Source excerpt »
——

Posted by on in Studies Blogs
Meditations on Hávamál, 44-47
A few more verses in my ongoing translation of the Viking poem of gnomic wisdom --

 

44.
Veiztu, ef þú vin átt,
þann er þú vel trúir,
ok vill þú af hánum gótt geta,
geði skaltu við þann blanda
ok gjöfum skipta,
fara at finna oft.
You must know, if you would wish to have a friend
Who would be true to you
And from whom you would have good in exchange,
Share your thoughts with him,
And exchange gifts,
Fare often to find him.
 

The verses recognise the exchange that is necessary to feeding a good friendship. While the focus on gifts may seem a bit mercenary to modern readers, we have to take into consideration just how much gift giving has changed: we take it lightly because it is very easy to pick up something from a shop. In the Middle Ages, where survival was much more precarious, any surplus was precious. Giving it away showed great favour. Of course we understand the need to find a like mind with whom we can share our truths, hopes and fears. By such means do we knit relationships that last.
 
45.
Ef þú átt annan,
þanns þú illa trúir,
vildu af hánum þó gótt geta,
fagrt skaltu við þann mæla
en flátt hyggja
ok gjalda lausung við lygi.
If you have such another one --
He you trust little --
Yet you wish to get goodwill from him, too,
Fair shall you be in speech with him
But cunning in thought
And repay his deceit with lies.
 

As the great military strategist Sun Tzu observed, it's best to keep friends close -- and enemies closer. The High One agrees that it's best not to tip your hand to those who wish you ill, but continue to speak pleasantly to them as long as possible in the hopes that you might glean something useful from their conversation or thoughts. Though they may also conceal their intentions, often enmity betrays itself in non-verbal ways, too.
 
 
46.
Það er enn of þann
er þú illa trúir
ok þér er grunr at hans geði,
hlæja skaltu við þeim
ok um hug mæla;
glík skulu gjöld gjöfum.
Thus ever further with the one of whom
He whom you trust ill
And about whom you have suspicious mind,
You should laugh with him
And speak around your thoughts;
For with like coin should you repay a gift.

——

Available data »
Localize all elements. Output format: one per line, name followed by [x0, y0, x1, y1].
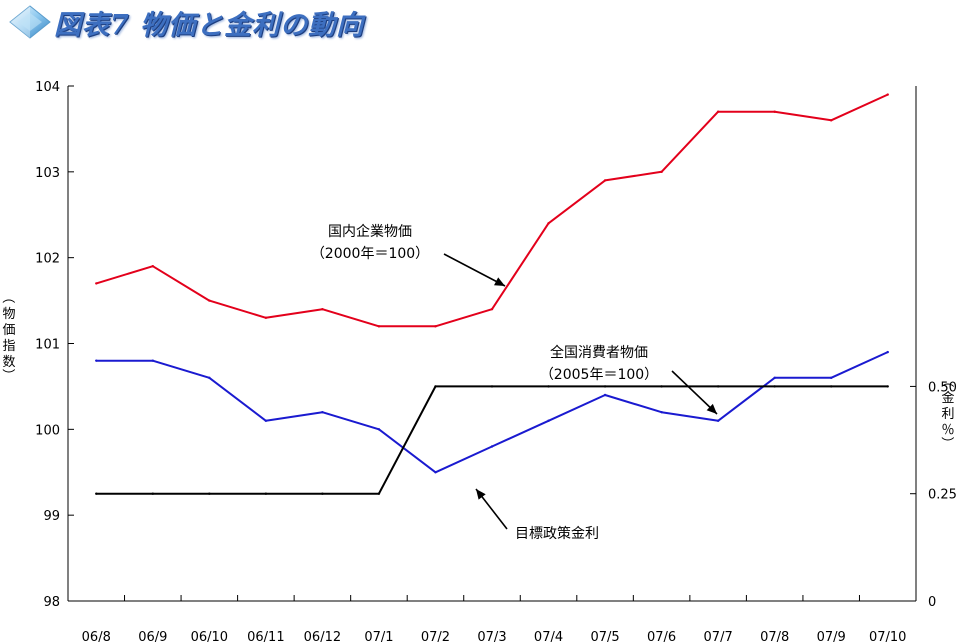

——

Challenge 1 » Render this sentence from the Hávamál excerpt in Spanish: "In the Middle Ages, where survival was much more precarious, any surplus was precious."
Challenge 2 »
Answer these from the Hávamál excerpt:
(a) According to the commentary on verse 44, why do we take gift giving lightly today?
(b) Which military strategist does the commentary on verse 45 quote?
(c) In the English version of verse 45, what should you repay his deceit with?
Challenge 3 » From the Hávamál excerpt, reproduce the passage from "Veiztu, ef þú" up to and including "to find him.".
The listing has nothing to do with the Hávamál excerpt.

Right answer 1 » En la Edad Media, cuando la supervivencia era mucho más precaria, cualquier excedente era valioso.

Right answer 2 »
(a) It is very easy to pick up something from a shop.
(b) Sun Tzu.
(c) Lies.

Right answer 3 »
Veiztu, ef þú vin átt,
þann er þú vel trúir,
ok vill þú af hánum gótt geta,
geði skaltu við þann blanda
ok gjöfum skipta,
fara at finna oft.
You must know, if you would wish to have a friend
Who would be true to you
And from whom you would have good in exchange,
Share your thoughts with him,
And exchange gifts,
Fare often to find him.